_RECORDS FOR PROCESSING_
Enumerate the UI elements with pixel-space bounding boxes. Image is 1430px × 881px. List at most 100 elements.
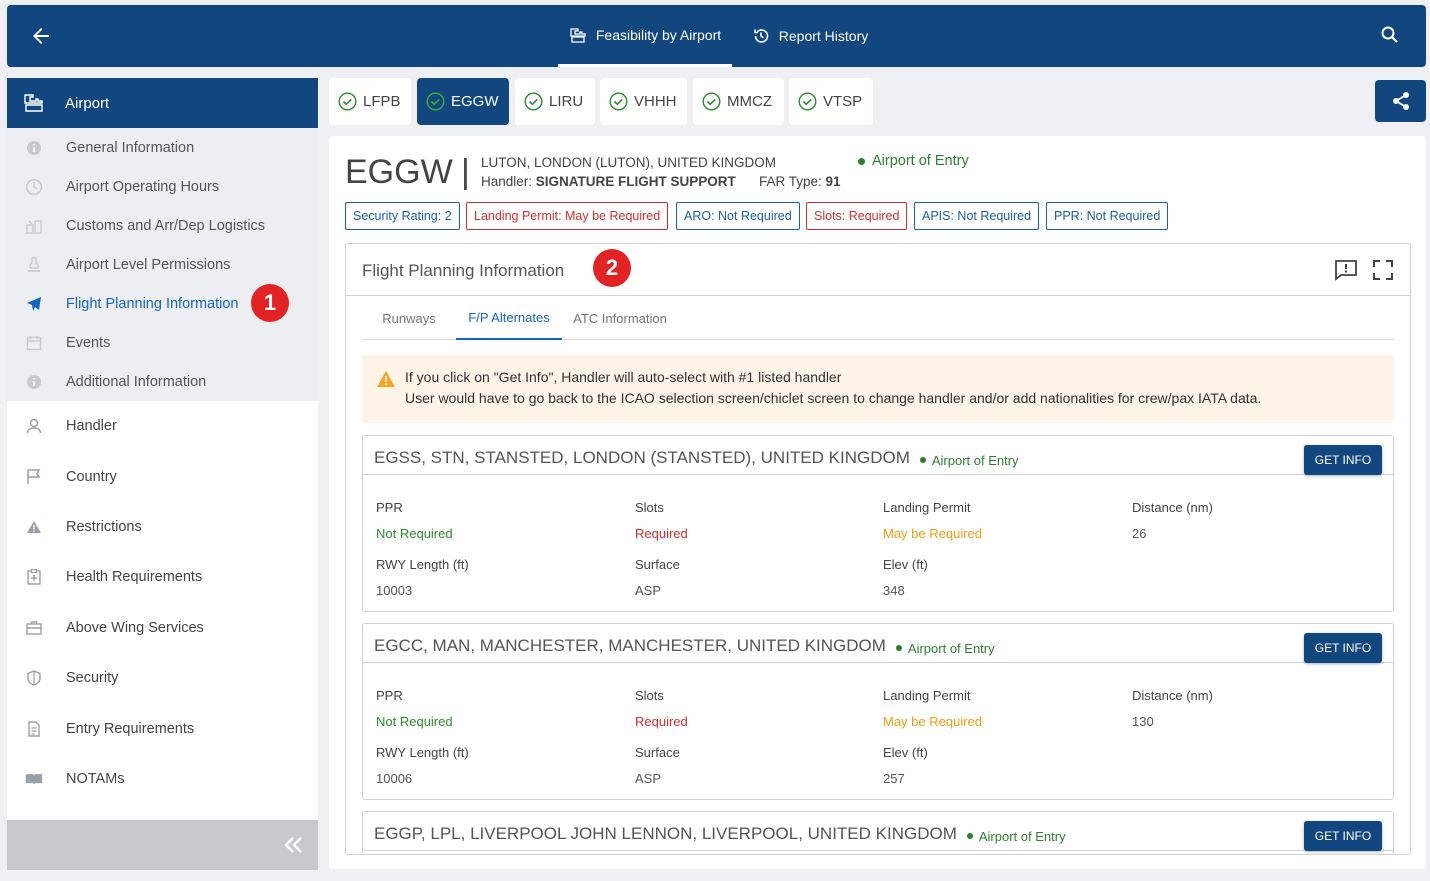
- sidebar-collapse-bar: [7, 820, 318, 870]
- landing-permit-value: May be Required: [883, 714, 982, 729]
- tab-feasibility-label: Feasibility by Airport: [595, 26, 722, 43]
- distance-label: Distance (nm): [1132, 500, 1213, 515]
- info-warning-banner: If you click on "Get Info", Handler will…: [362, 355, 1394, 423]
- airport-chip-liru[interactable]: LIRU: [515, 78, 595, 125]
- slots-value: Required: [635, 526, 688, 541]
- flight-planning-title: Flight Planning Information: [362, 261, 565, 280]
- sidebar-item-label: General Information: [66, 139, 195, 156]
- sidebar-item-label: Entry Requirements: [66, 720, 195, 737]
- main-panel: EGGW | LUTON, LONDON (LUTON), UNITED KIN…: [329, 136, 1426, 869]
- landing-permit-label: Landing Permit: [883, 500, 971, 515]
- airport-chip-label: MMCZ: [727, 93, 772, 110]
- alternate-entry-label: Airport of Entry: [907, 640, 995, 656]
- flag-icon: [25, 468, 43, 486]
- airport-chip-label: VTSP: [823, 93, 863, 110]
- customs-icon: [25, 217, 43, 235]
- info-icon: [25, 139, 43, 157]
- far-type: FAR Type: 91: [759, 174, 841, 189]
- sidebar-item-restrictions[interactable]: Restrictions: [7, 502, 318, 552]
- ppr-value: Not Required: [376, 714, 453, 729]
- feedback-icon[interactable]: [1334, 259, 1358, 281]
- check-circle-icon: [338, 92, 363, 111]
- rwy-length-label: RWY Length (ft): [376, 745, 469, 760]
- sidebar-item-label: NOTAMs: [66, 770, 125, 787]
- fullscreen-icon[interactable]: [1372, 259, 1394, 281]
- distance-label: Distance (nm): [1132, 688, 1213, 703]
- alternate-entry-label: Airport of Entry: [978, 828, 1066, 844]
- get-info-button[interactable]: GET INFO: [1304, 821, 1382, 851]
- airplane-icon: [25, 295, 43, 313]
- handler-label: Handler:: [481, 174, 533, 189]
- sidebar-item-entry-requirements[interactable]: Entry Requirements: [7, 703, 318, 753]
- sidebar-header-airport[interactable]: Airport: [7, 78, 318, 128]
- clock-icon: [25, 178, 43, 196]
- tab-fp-alternates[interactable]: F/P Alternates: [456, 296, 562, 340]
- landing-permit-label: Landing Permit: [883, 688, 971, 703]
- warning-line-2: User would have to go back to the ICAO s…: [405, 390, 1262, 406]
- share-button[interactable]: [1375, 80, 1426, 122]
- airport-entry-label: Airport of Entry: [872, 153, 969, 169]
- info-icon: [25, 373, 43, 391]
- get-info-button[interactable]: GET INFO: [1304, 445, 1382, 475]
- history-icon: [752, 27, 779, 45]
- airport-name: LUTON, LONDON (LUTON), UNITED KINGDOM: [481, 155, 777, 170]
- sidebar-item-security[interactable]: Security: [7, 653, 318, 703]
- sidebar-item-label: Additional Information: [66, 373, 207, 390]
- airport-tower-icon: [569, 26, 596, 44]
- tab-runways[interactable]: Runways: [382, 310, 436, 326]
- search-icon[interactable]: [1380, 25, 1402, 47]
- airport-chip-label: LIRU: [549, 93, 584, 110]
- ppr-value: Not Required: [376, 526, 453, 541]
- alternate-card-header: EGCC, MAN, MANCHESTER, MANCHESTER, UNITE…: [363, 624, 1393, 663]
- medical-clipboard-icon: [25, 568, 43, 586]
- sidebar-item-country[interactable]: Country: [7, 451, 318, 501]
- sidebar-item-above-wing-services[interactable]: Above Wing Services: [7, 603, 318, 653]
- tag-slots: Slots: Required: [806, 202, 908, 230]
- sidebar-item-events[interactable]: Events: [7, 323, 318, 362]
- airport-handler: Handler: SIGNATURE FLIGHT SUPPORT: [481, 174, 736, 189]
- airport-chip-label: LFPB: [363, 93, 401, 110]
- document-icon: [25, 720, 43, 738]
- distance-value: 130: [1132, 714, 1154, 729]
- sidebar-item-airport-level-permissions[interactable]: Airport Level Permissions: [7, 245, 318, 284]
- sidebar-item-airport-operating-hours[interactable]: Airport Operating Hours: [7, 167, 318, 206]
- sidebar-item-health-requirements[interactable]: Health Requirements: [7, 552, 318, 602]
- sidebar-item-customs[interactable]: Customs and Arr/Dep Logistics: [7, 206, 318, 245]
- back-arrow-icon[interactable]: [29, 24, 53, 48]
- elev-label: Elev (ft): [883, 745, 928, 760]
- ppr-label: PPR: [376, 688, 403, 703]
- airport-chip-vtsp[interactable]: VTSP: [789, 78, 873, 125]
- sidebar-item-notams[interactable]: NOTAMs: [7, 754, 318, 804]
- sidebar-item-label: Airport Operating Hours: [66, 178, 220, 195]
- airport-chip-vhhh[interactable]: VHHH: [600, 78, 687, 125]
- handler-value: SIGNATURE FLIGHT SUPPORT: [535, 174, 736, 189]
- tab-feasibility-by-airport[interactable]: Feasibility by Airport: [558, 5, 732, 67]
- alternate-card-header: EGGP, LPL, LIVERPOOL JOHN LENNON, LIVERP…: [363, 812, 1393, 851]
- tab-report-history[interactable]: Report History: [745, 5, 875, 67]
- tab-atc-information[interactable]: ATC Information: [573, 310, 667, 326]
- alternate-entry-label: Airport of Entry: [931, 452, 1019, 468]
- airport-chip-eggw[interactable]: EGGW: [417, 78, 509, 125]
- sidebar-header-label: Airport: [65, 94, 110, 112]
- status-dot: [919, 457, 926, 463]
- top-bar: Feasibility by Airport Report History: [7, 5, 1426, 67]
- airport-chip-lfpb[interactable]: LFPB: [329, 78, 411, 125]
- alternate-title-text: EGSS, STN, STANSTED, LONDON (STANSTED), …: [374, 448, 910, 467]
- sidebar-item-handler[interactable]: Handler: [7, 401, 318, 451]
- sidebar-item-additional-information[interactable]: Additional Information: [7, 362, 318, 401]
- flight-planning-panel: Flight Planning Information 2 Runways F/…: [345, 243, 1411, 855]
- flight-planning-header: Flight Planning Information 2: [346, 244, 1410, 296]
- sidebar-item-general-information[interactable]: General Information: [7, 128, 318, 167]
- check-circle-icon: [524, 92, 549, 111]
- surface-value: ASP: [635, 771, 662, 786]
- alternate-title-text: EGGP, LPL, LIVERPOOL JOHN LENNON, LIVERP…: [374, 824, 957, 843]
- alternate-card: EGCC, MAN, MANCHESTER, MANCHESTER, UNITE…: [362, 623, 1394, 800]
- get-info-button[interactable]: GET INFO: [1304, 633, 1382, 663]
- person-icon: [25, 417, 43, 435]
- alternate-title-text: EGCC, MAN, MANCHESTER, MANCHESTER, UNITE…: [374, 636, 886, 655]
- airport-chip-mmcz[interactable]: MMCZ: [693, 78, 784, 125]
- sidebar-item-flight-planning-information[interactable]: Flight Planning Information 1: [7, 284, 318, 323]
- briefcase-icon: [25, 619, 43, 637]
- rwy-length-label: RWY Length (ft): [376, 557, 469, 572]
- alternate-entry-status: Airport of Entry: [895, 640, 995, 656]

_EXERCISE TASK_
Switch each "RWY Length (ft)" in the entries to "Runway Length (ft)" and copy out every entry with nothing else changed. Leave the pictures out.

_FINAL RESULT_
Enumerate the UI elements with pixel-space bounding boxes. Image is 1430px × 881px. List at most 100 elements.
- sidebar-collapse-bar: [7, 820, 318, 870]
- landing-permit-value: May be Required: [883, 714, 982, 729]
- tab-feasibility-label: Feasibility by Airport: [595, 26, 722, 43]
- distance-label: Distance (nm): [1132, 500, 1213, 515]
- info-warning-banner: If you click on "Get Info", Handler will…: [362, 355, 1394, 423]
- airport-chip-liru[interactable]: LIRU: [515, 78, 595, 125]
- slots-value: Required: [635, 526, 688, 541]
- flight-planning-title: Flight Planning Information: [362, 261, 565, 280]
- sidebar-item-label: General Information: [66, 139, 195, 156]
- sidebar-item-label: Entry Requirements: [66, 720, 195, 737]
- main-panel: EGGW | LUTON, LONDON (LUTON), UNITED KIN…: [329, 136, 1426, 869]
- landing-permit-label: Landing Permit: [883, 500, 971, 515]
- airport-chip-label: MMCZ: [727, 93, 772, 110]
- alternate-entry-label: Airport of Entry: [907, 640, 995, 656]
- flag-icon: [25, 468, 43, 486]
- airport-chip-label: VTSP: [823, 93, 863, 110]
- customs-icon: [25, 217, 43, 235]
- info-icon: [25, 139, 43, 157]
- far-type: FAR Type: 91: [759, 174, 841, 189]
- sidebar-item-restrictions[interactable]: Restrictions: [7, 502, 318, 552]
- ppr-value: Not Required: [376, 714, 453, 729]
- feedback-icon[interactable]: [1334, 259, 1358, 281]
- check-circle-icon: [338, 92, 363, 111]
- rwy-length-label: Runway Length (ft): [376, 745, 469, 760]
- sidebar-item-label: NOTAMs: [66, 770, 125, 787]
- fullscreen-icon[interactable]: [1372, 259, 1394, 281]
- distance-label: Distance (nm): [1132, 688, 1213, 703]
- alternate-entry-label: Airport of Entry: [978, 828, 1066, 844]
- get-info-button[interactable]: GET INFO: [1304, 821, 1382, 851]
- airplane-icon: [25, 295, 43, 313]
- handler-label: Handler:: [481, 174, 533, 189]
- sidebar-item-entry-requirements[interactable]: Entry Requirements: [7, 703, 318, 753]
- sidebar-header-airport[interactable]: Airport: [7, 78, 318, 128]
- clock-icon: [25, 178, 43, 196]
- tab-fp-alternates[interactable]: F/P Alternates: [456, 296, 562, 340]
- landing-permit-label: Landing Permit: [883, 688, 971, 703]
- warning-line-2: User would have to go back to the ICAO s…: [405, 390, 1262, 406]
- share-button[interactable]: [1375, 80, 1426, 122]
- airport-entry-label: Airport of Entry: [872, 153, 969, 169]
- info-icon: [25, 373, 43, 391]
- get-info-button[interactable]: GET INFO: [1304, 445, 1382, 475]
- history-icon: [752, 27, 779, 45]
- airport-name: LUTON, LONDON (LUTON), UNITED KINGDOM: [481, 155, 777, 170]
- sidebar-item-security[interactable]: Security: [7, 653, 318, 703]
- sidebar-item-label: Additional Information: [66, 373, 207, 390]
- airport-tower-icon: [569, 26, 596, 44]
- tab-runways[interactable]: Runways: [382, 310, 436, 326]
- search-icon[interactable]: [1380, 25, 1402, 47]
- airport-chip-label: LIRU: [549, 93, 584, 110]
- ppr-value: Not Required: [376, 526, 453, 541]
- alternate-card-header: EGCC, MAN, MANCHESTER, MANCHESTER, UNITE…: [363, 624, 1393, 663]
- medical-clipboard-icon: [25, 568, 43, 586]
- sidebar-item-country[interactable]: Country: [7, 451, 318, 501]
- sidebar-item-above-wing-services[interactable]: Above Wing Services: [7, 603, 318, 653]
- tag-slots: Slots: Required: [806, 202, 908, 230]
- sidebar-item-events[interactable]: Events: [7, 323, 318, 362]
- airport-handler: Handler: SIGNATURE FLIGHT SUPPORT: [481, 174, 736, 189]
- airport-chip-label: LFPB: [363, 93, 401, 110]
- document-icon: [25, 720, 43, 738]
- distance-value: 130: [1132, 714, 1154, 729]
- sidebar-item-airport-level-permissions[interactable]: Airport Level Permissions: [7, 245, 318, 284]
- sidebar-item-airport-operating-hours[interactable]: Airport Operating Hours: [7, 167, 318, 206]
- sidebar-item-health-requirements[interactable]: Health Requirements: [7, 552, 318, 602]
- sidebar-item-customs[interactable]: Customs and Arr/Dep Logistics: [7, 206, 318, 245]
- back-arrow-icon[interactable]: [29, 24, 53, 48]
- elev-label: Elev (ft): [883, 745, 928, 760]
- ppr-label: PPR: [376, 688, 403, 703]
- airport-chip-vtsp[interactable]: VTSP: [789, 78, 873, 125]
- sidebar-item-notams[interactable]: NOTAMs: [7, 754, 318, 804]
- sidebar-item-label: Airport Operating Hours: [66, 178, 220, 195]
- airport-chip-vhhh[interactable]: VHHH: [600, 78, 687, 125]
- handler-value: SIGNATURE FLIGHT SUPPORT: [535, 174, 736, 189]
- tab-feasibility-by-airport[interactable]: Feasibility by Airport: [558, 5, 732, 67]
- alternate-card-header: EGGP, LPL, LIVERPOOL JOHN LENNON, LIVERP…: [363, 812, 1393, 851]
- tab-report-history[interactable]: Report History: [745, 5, 875, 67]
- tab-atc-information[interactable]: ATC Information: [573, 310, 667, 326]
- alternate-entry-label: Airport of Entry: [931, 452, 1019, 468]
- airport-chip-eggw[interactable]: EGGW: [417, 78, 509, 125]
- sidebar-header-label: Airport: [65, 94, 110, 112]
- status-dot: [919, 457, 926, 463]
- top-bar: Feasibility by Airport Report History: [7, 5, 1426, 67]
- airport-chip-lfpb[interactable]: LFPB: [329, 78, 411, 125]
- alternate-title-text: EGSS, STN, STANSTED, LONDON (STANSTED), …: [374, 448, 910, 467]
- sidebar-item-handler[interactable]: Handler: [7, 401, 318, 451]
- sidebar-item-additional-information[interactable]: Additional Information: [7, 362, 318, 401]
- flight-planning-panel: Flight Planning Information 2 Runways F/…: [345, 243, 1411, 855]
- flight-planning-header: Flight Planning Information 2: [346, 244, 1410, 296]
- sidebar-item-general-information[interactable]: General Information: [7, 128, 318, 167]
- check-circle-icon: [524, 92, 549, 111]
- surface-value: ASP: [635, 771, 662, 786]
- alternate-title-text: EGGP, LPL, LIVERPOOL JOHN LENNON, LIVERP…: [374, 824, 957, 843]
- alternate-card: EGCC, MAN, MANCHESTER, MANCHESTER, UNITE…: [362, 623, 1394, 800]
- get-info-button[interactable]: GET INFO: [1304, 633, 1382, 663]
- person-icon: [25, 417, 43, 435]
- alternate-title-text: EGCC, MAN, MANCHESTER, MANCHESTER, UNITE…: [374, 636, 886, 655]
- airport-chip-mmcz[interactable]: MMCZ: [693, 78, 784, 125]
- sidebar-item-flight-planning-information[interactable]: Flight Planning Information 1: [7, 284, 318, 323]
- briefcase-icon: [25, 619, 43, 637]
- rwy-length-label: Runway Length (ft): [376, 557, 469, 572]
- alternate-entry-status: Airport of Entry: [895, 640, 995, 656]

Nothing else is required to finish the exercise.